Show every line where "nhập" occurs.

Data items
--- Begin ---
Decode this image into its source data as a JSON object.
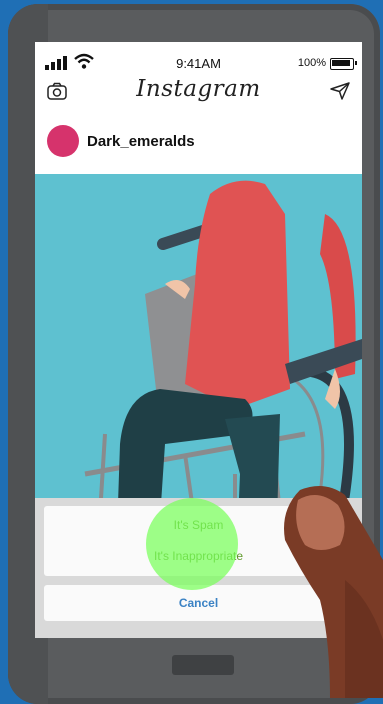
{
  "status_bar": {
    "time": "9:41AM",
    "battery": "100%"
  },
  "header": {
    "app_name": "Instagram"
  },
  "post": {
    "username": "Dark_emeralds",
    "avatar_color": "#d6336c"
  },
  "action_sheet": {
    "options": [
      "It's Spam",
      "It's Inappropriate"
    ],
    "cancel_label": "Cancel"
  },
  "colors": {
    "option_text": "#5f9a2a",
    "cancel_text": "#3b82c4",
    "highlight": "#78ff5a",
    "image_bg": "#5ec1d0"
  },
  "icons": [
    "camera-icon",
    "send-icon",
    "signal-icon",
    "wifi-icon",
    "battery-icon"
  ]
}
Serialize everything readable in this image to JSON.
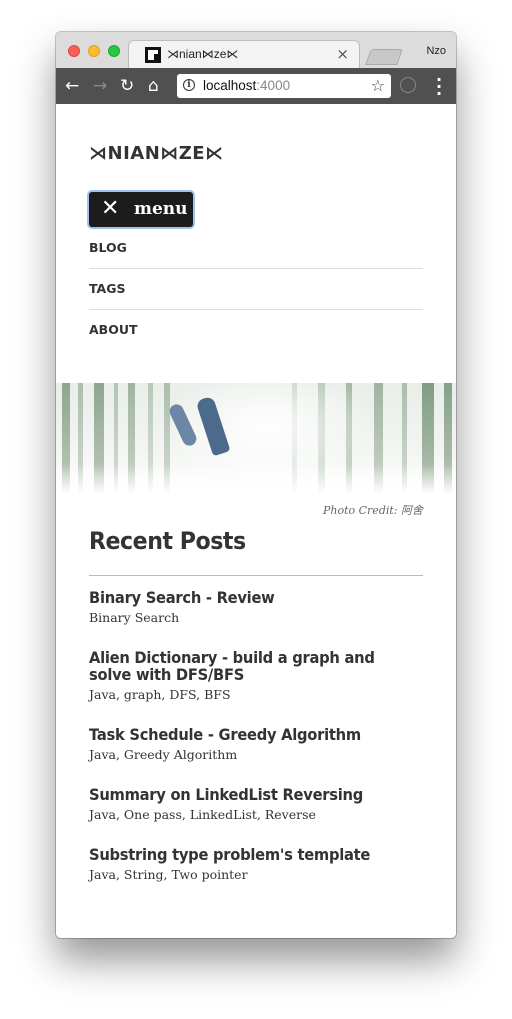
{
  "browser": {
    "tab_title": "⋊nian⋈ze⋉",
    "tab_close": "×",
    "profile_name": "Nzo",
    "url_host": "localhost",
    "url_port": ":4000"
  },
  "site": {
    "logo": "⋊NIAN⋈ZE⋉",
    "menu_button_label": "menu",
    "nav_items": [
      {
        "label": "BLOG"
      },
      {
        "label": "TAGS"
      },
      {
        "label": "ABOUT"
      }
    ],
    "photo_credit": "Photo Credit: 阿舍",
    "section_title": "Recent Posts",
    "posts": [
      {
        "title": "Binary Search - Review",
        "tags": "Binary Search"
      },
      {
        "title": "Alien Dictionary - build a graph and solve with DFS/BFS",
        "tags": "Java, graph, DFS, BFS"
      },
      {
        "title": "Task Schedule - Greedy Algorithm",
        "tags": "Java, Greedy Algorithm"
      },
      {
        "title": "Summary on LinkedList Reversing",
        "tags": "Java, One pass, LinkedList, Reverse"
      },
      {
        "title": "Substring type problem's template",
        "tags": "Java, String, Two pointer"
      }
    ]
  },
  "colors": {
    "accent_focus": "#9fc3f0",
    "text_dark": "#333333",
    "toolbar": "#505050"
  },
  "icons": [
    "back-arrow-icon",
    "forward-arrow-icon",
    "reload-icon",
    "home-icon",
    "info-icon",
    "star-icon",
    "close-icon",
    "kebab-menu-icon"
  ]
}
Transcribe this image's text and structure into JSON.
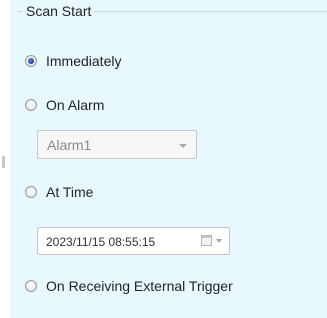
{
  "group": {
    "title": "Scan Start"
  },
  "options": {
    "immediately": {
      "label": "Immediately",
      "checked": true
    },
    "on_alarm": {
      "label": "On Alarm",
      "checked": false
    },
    "at_time": {
      "label": "At Time",
      "checked": false
    },
    "on_external_trigger": {
      "label": "On Receiving External Trigger",
      "checked": false
    }
  },
  "alarm_select": {
    "value": "Alarm1"
  },
  "time_picker": {
    "value": "2023/11/15 08:55:15"
  },
  "colors": {
    "panel_bg": "#e8f8ff",
    "radio_selected": "#1b3f9a",
    "disabled_text": "#8a8a8a"
  },
  "icons": {
    "radio": "radio-button",
    "dropdown": "chevron-down-icon",
    "calendar": "calendar-icon"
  }
}
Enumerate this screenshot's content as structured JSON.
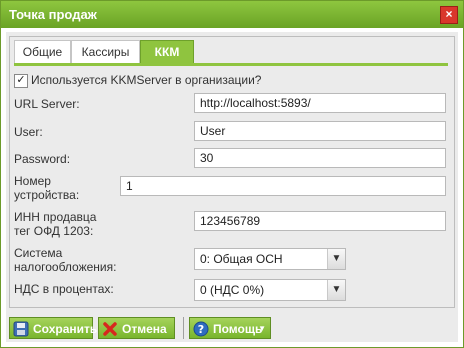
{
  "window": {
    "title": "Точка продаж",
    "close_icon": "close-icon",
    "accent_color": "#8fc43f"
  },
  "tabs": [
    {
      "label": "Общие",
      "active": false
    },
    {
      "label": "Кассиры",
      "active": false
    },
    {
      "label": "ККМ",
      "active": true
    }
  ],
  "form": {
    "use_kkm": {
      "label": "Используется KKMServer в организации?",
      "checked": true,
      "mark": "✓"
    },
    "url": {
      "label": "URL Server:",
      "value": "http://localhost:5893/"
    },
    "user": {
      "label": "User:",
      "value": "User"
    },
    "password": {
      "label": "Password:",
      "value": "30"
    },
    "device": {
      "label_line1": "Номер",
      "label_line2": "устройства:",
      "value": "1"
    },
    "inn": {
      "label_line1": "ИНН продавца",
      "label_line2": "тег ОФД 1203:",
      "value": "123456789"
    },
    "tax_system": {
      "label_line1": "Система",
      "label_line2": "налогообложения:",
      "value": "0: Общая ОСН"
    },
    "vat": {
      "label": "НДС в процентах:",
      "value": "0 (НДС 0%)"
    }
  },
  "buttons": {
    "save": {
      "label": "Сохранить",
      "icon": "save-icon"
    },
    "cancel": {
      "label": "Отмена",
      "icon": "cancel-icon"
    },
    "help": {
      "label": "Помощь",
      "icon": "help-icon"
    }
  }
}
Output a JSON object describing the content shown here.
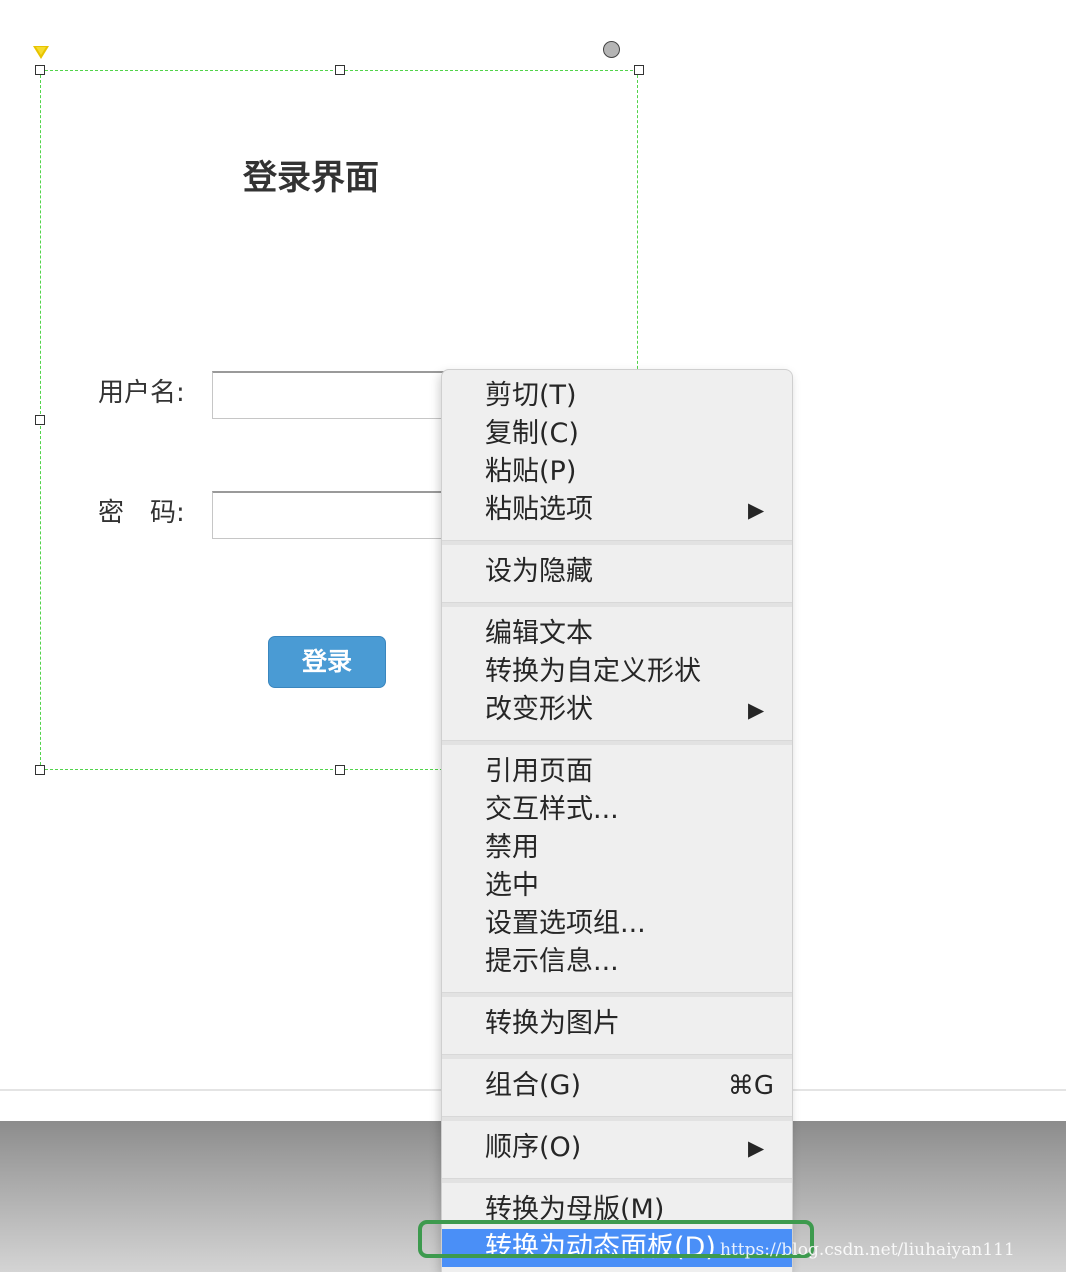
{
  "form": {
    "title": "登录界面",
    "username_label": "用户名:",
    "password_label": "密　码:",
    "username_value": "",
    "password_value": "",
    "login_button": "登录"
  },
  "context_menu": {
    "items": [
      {
        "label": "剪切(T)"
      },
      {
        "label": "复制(C)"
      },
      {
        "label": "粘贴(P)"
      },
      {
        "label": "粘贴选项",
        "arrow": "▶"
      },
      {
        "label": "设为隐藏"
      },
      {
        "label": "编辑文本"
      },
      {
        "label": "转换为自定义形状"
      },
      {
        "label": "改变形状",
        "arrow": "▶"
      },
      {
        "label": "引用页面"
      },
      {
        "label": "交互样式..."
      },
      {
        "label": "禁用"
      },
      {
        "label": "选中"
      },
      {
        "label": "设置选项组..."
      },
      {
        "label": "提示信息..."
      },
      {
        "label": "转换为图片"
      },
      {
        "label": "组合(G)",
        "shortcut": "⌘G"
      },
      {
        "label": "顺序(O)",
        "arrow": "▶"
      },
      {
        "label": "转换为母版(M)"
      },
      {
        "label": "转换为动态面板(D)"
      }
    ],
    "highlight_color": "#4a8ff7"
  },
  "annotation_color": "#3d9a4e",
  "watermark": "https://blog.csdn.net/liuhaiyan111"
}
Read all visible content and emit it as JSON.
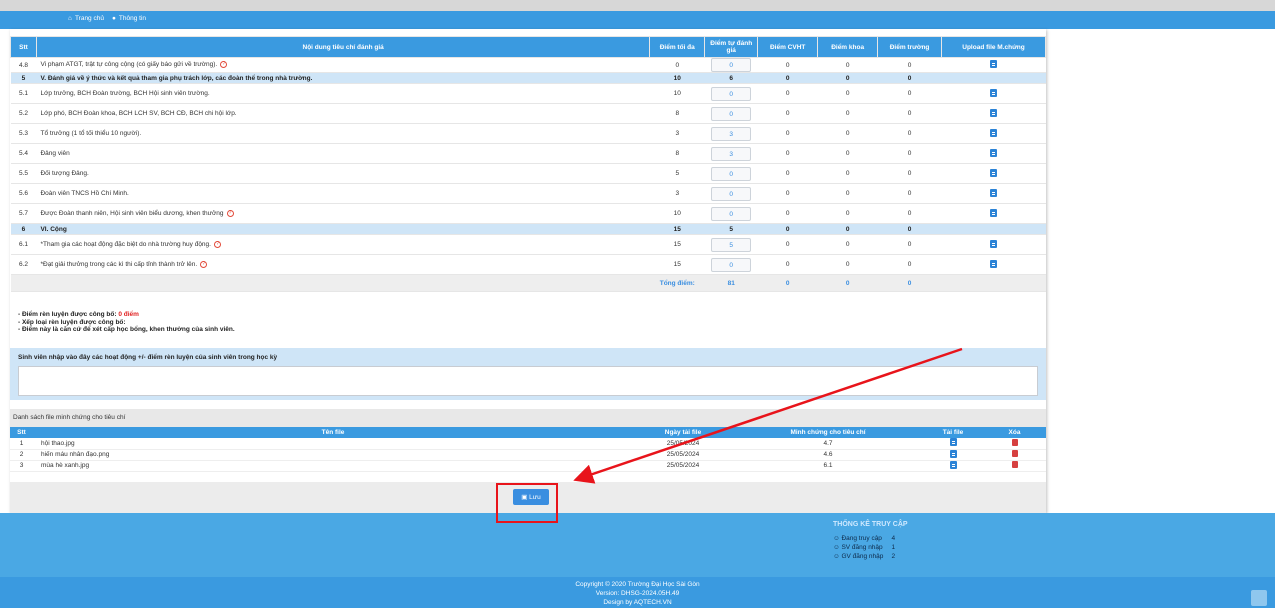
{
  "nav": {
    "home": "Trang chủ",
    "info": "Thông tin"
  },
  "criteria_table": {
    "headers": [
      "Stt",
      "Nội dung tiêu chí đánh giá",
      "Điểm tối đa",
      "Điểm tự đánh giá",
      "Điểm CVHT",
      "Điểm khoa",
      "Điểm trường",
      "Upload file M.chứng"
    ],
    "rows": [
      {
        "stt": "4.8",
        "content": "Vi phạm ATGT, trật tự công cộng (có giấy báo gửi về trường).",
        "max": "0",
        "self": "0",
        "cvht": "0",
        "khoa": "0",
        "truong": "0",
        "help": true,
        "upload": true,
        "section": false
      },
      {
        "stt": "5",
        "content": "V. Đánh giá về ý thức và kết quả tham gia phụ trách lớp, các đoàn thể trong nhà trường.",
        "max": "10",
        "self": "6",
        "cvht": "0",
        "khoa": "0",
        "truong": "0",
        "help": false,
        "upload": false,
        "section": true
      },
      {
        "stt": "5.1",
        "content": "Lớp trưởng, BCH Đoàn trường, BCH Hội sinh viên trường.",
        "max": "10",
        "self": "0",
        "cvht": "0",
        "khoa": "0",
        "truong": "0",
        "help": false,
        "upload": true,
        "section": false
      },
      {
        "stt": "5.2",
        "content": "Lớp phó, BCH Đoàn khoa, BCH LCH SV, BCH CĐ, BCH chi hội lớp.",
        "max": "8",
        "self": "0",
        "cvht": "0",
        "khoa": "0",
        "truong": "0",
        "help": false,
        "upload": true,
        "section": false
      },
      {
        "stt": "5.3",
        "content": "Tổ trưởng (1 tổ tối thiểu 10 người).",
        "max": "3",
        "self": "3",
        "cvht": "0",
        "khoa": "0",
        "truong": "0",
        "help": false,
        "upload": true,
        "section": false
      },
      {
        "stt": "5.4",
        "content": "Đảng viên",
        "max": "8",
        "self": "3",
        "cvht": "0",
        "khoa": "0",
        "truong": "0",
        "help": false,
        "upload": true,
        "section": false
      },
      {
        "stt": "5.5",
        "content": "Đối tượng Đảng.",
        "max": "5",
        "self": "0",
        "cvht": "0",
        "khoa": "0",
        "truong": "0",
        "help": false,
        "upload": true,
        "section": false
      },
      {
        "stt": "5.6",
        "content": "Đoàn viên TNCS Hồ Chí Minh.",
        "max": "3",
        "self": "0",
        "cvht": "0",
        "khoa": "0",
        "truong": "0",
        "help": false,
        "upload": true,
        "section": false
      },
      {
        "stt": "5.7",
        "content": "Được Đoàn thanh niên, Hội sinh viên biểu dương, khen thưởng",
        "max": "10",
        "self": "0",
        "cvht": "0",
        "khoa": "0",
        "truong": "0",
        "help": true,
        "upload": true,
        "section": false
      },
      {
        "stt": "6",
        "content": "VI. Cộng",
        "max": "15",
        "self": "5",
        "cvht": "0",
        "khoa": "0",
        "truong": "0",
        "help": false,
        "upload": false,
        "section": true
      },
      {
        "stt": "6.1",
        "content": "*Tham gia các hoạt động đặc biệt do nhà trường huy động.",
        "max": "15",
        "self": "5",
        "cvht": "0",
        "khoa": "0",
        "truong": "0",
        "help": true,
        "upload": true,
        "section": false
      },
      {
        "stt": "6.2",
        "content": "*Đạt giải thưởng trong các kì thi cấp tỉnh thành trở lên.",
        "max": "15",
        "self": "0",
        "cvht": "0",
        "khoa": "0",
        "truong": "0",
        "help": true,
        "upload": true,
        "section": false
      }
    ],
    "total": {
      "label": "Tổng điểm:",
      "self": "81",
      "cvht": "0",
      "khoa": "0",
      "truong": "0"
    }
  },
  "notes": {
    "line1_prefix": "- Điểm rèn luyện được công bố:",
    "line1_value": "0 điểm",
    "line2": "- Xếp loại rèn luyện được công bố:",
    "line3": "- Điểm này là căn cứ để xét cấp học bổng, khen thưởng của sinh viên."
  },
  "activity_note": {
    "label": "Sinh viên nhập vào đây các hoạt động +/- điểm rèn luyện của sinh viên trong học kỳ",
    "value": ""
  },
  "files": {
    "section_title": "Danh sách file minh chứng cho tiêu chí",
    "headers": [
      "Stt",
      "Tên file",
      "Ngày tải file",
      "Minh chứng cho tiêu chí",
      "Tải file",
      "Xóa"
    ],
    "rows": [
      {
        "stt": "1",
        "name": "hội thao.jpg",
        "date": "25/05/2024",
        "criterion": "4.7"
      },
      {
        "stt": "2",
        "name": "hiến máu nhân đạo.png",
        "date": "25/05/2024",
        "criterion": "4.6"
      },
      {
        "stt": "3",
        "name": "mùa hè xanh.jpg",
        "date": "25/05/2024",
        "criterion": "6.1"
      }
    ]
  },
  "save_button": "Lưu",
  "stats": {
    "title": "THỐNG KÊ TRUY CẬP",
    "items": [
      {
        "label": "Đang truy cập",
        "value": "4"
      },
      {
        "label": "SV đăng nhập",
        "value": "1"
      },
      {
        "label": "GV đăng nhập",
        "value": "2"
      }
    ]
  },
  "footer": {
    "copyright": "Copyright © 2020 Trường Đại Học Sài Gòn",
    "version": "Version: DHSG-2024.05H.49",
    "design": "Design by AQTECH.VN"
  },
  "colors": {
    "nav": "#3a9ae0",
    "section_row": "#cfe5f7",
    "annotation": "#e8141b"
  }
}
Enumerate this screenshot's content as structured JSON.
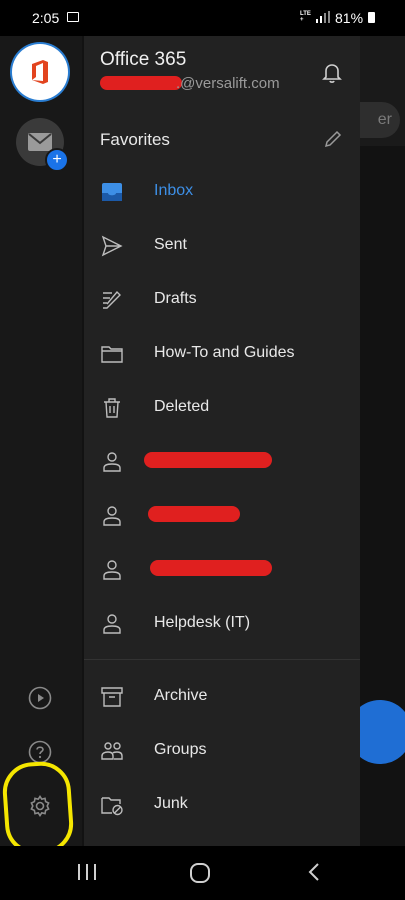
{
  "status_bar": {
    "time": "2:05",
    "network": "LTE+",
    "battery": "81%"
  },
  "background_view": {
    "filter_text": "er"
  },
  "accounts": [
    {
      "name": "office-365-account",
      "icon": "office-logo-icon"
    },
    {
      "name": "mail-account",
      "icon": "mail-icon",
      "badge": "+"
    }
  ],
  "drawer": {
    "account_name": "Office 365",
    "account_email": ".@versalift.com",
    "favorites_label": "Favorites",
    "items": [
      {
        "label": "Inbox",
        "icon": "inbox-icon",
        "active": true
      },
      {
        "label": "Sent",
        "icon": "send-icon"
      },
      {
        "label": "Drafts",
        "icon": "drafts-icon"
      },
      {
        "label": "How-To and Guides",
        "icon": "folder-icon"
      },
      {
        "label": "Deleted",
        "icon": "trash-icon"
      },
      {
        "label": "",
        "icon": "person-icon",
        "redacted": true
      },
      {
        "label": "",
        "icon": "person-icon",
        "redacted": true
      },
      {
        "label": "",
        "icon": "person-icon",
        "redacted": true
      },
      {
        "label": "Helpdesk (IT)",
        "icon": "person-icon"
      },
      {
        "label": "Archive",
        "icon": "archive-icon"
      },
      {
        "label": "Groups",
        "icon": "groups-icon"
      },
      {
        "label": "Junk",
        "icon": "junk-icon"
      }
    ]
  },
  "rail_buttons": [
    "play-icon",
    "help-icon",
    "settings-icon"
  ],
  "colors": {
    "accent": "#3d8fe6",
    "highlight": "#f5e600",
    "redaction": "#e0201f"
  }
}
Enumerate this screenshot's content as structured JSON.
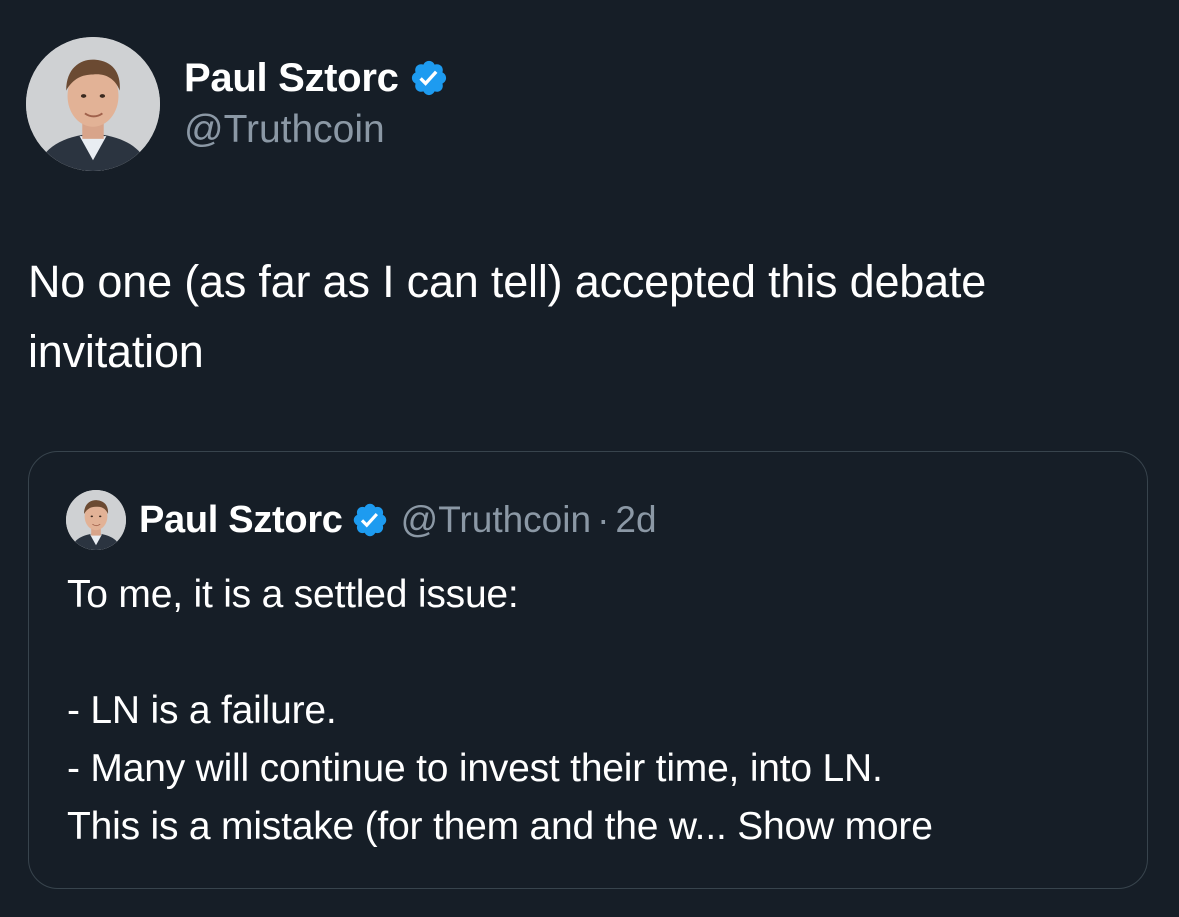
{
  "author": {
    "name": "Paul Sztorc",
    "handle": "@Truthcoin",
    "avatar_icon": "profile-photo",
    "verified_icon": "verified-badge-icon",
    "verified_color": "#1d9bf0"
  },
  "tweet": {
    "line1": "No one (as far as I can tell) accepted this debate",
    "line2": "invitation"
  },
  "quoted_tweet": {
    "name": "Paul Sztorc",
    "handle": "@Truthcoin",
    "separator": "·",
    "time": "2d",
    "lines": [
      "To me, it is a settled issue:",
      "",
      "- LN is a failure.",
      "- Many will continue to invest their time, into LN.",
      "This is a mistake (for them and the w..."
    ],
    "show_more": "Show more"
  },
  "colors": {
    "background": "#161e27",
    "text": "#ffffff",
    "secondary_text": "#8b98a5",
    "border": "#38444d"
  }
}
--- End ---
### Output for this exercise:
    "label": "Sinh viên nhập vào đây các hoạt động +/- điểm rèn luyện của sinh viên trong học kỳ",
        "label": "SV đăng nhập",
        "label": "GV đăng nhập",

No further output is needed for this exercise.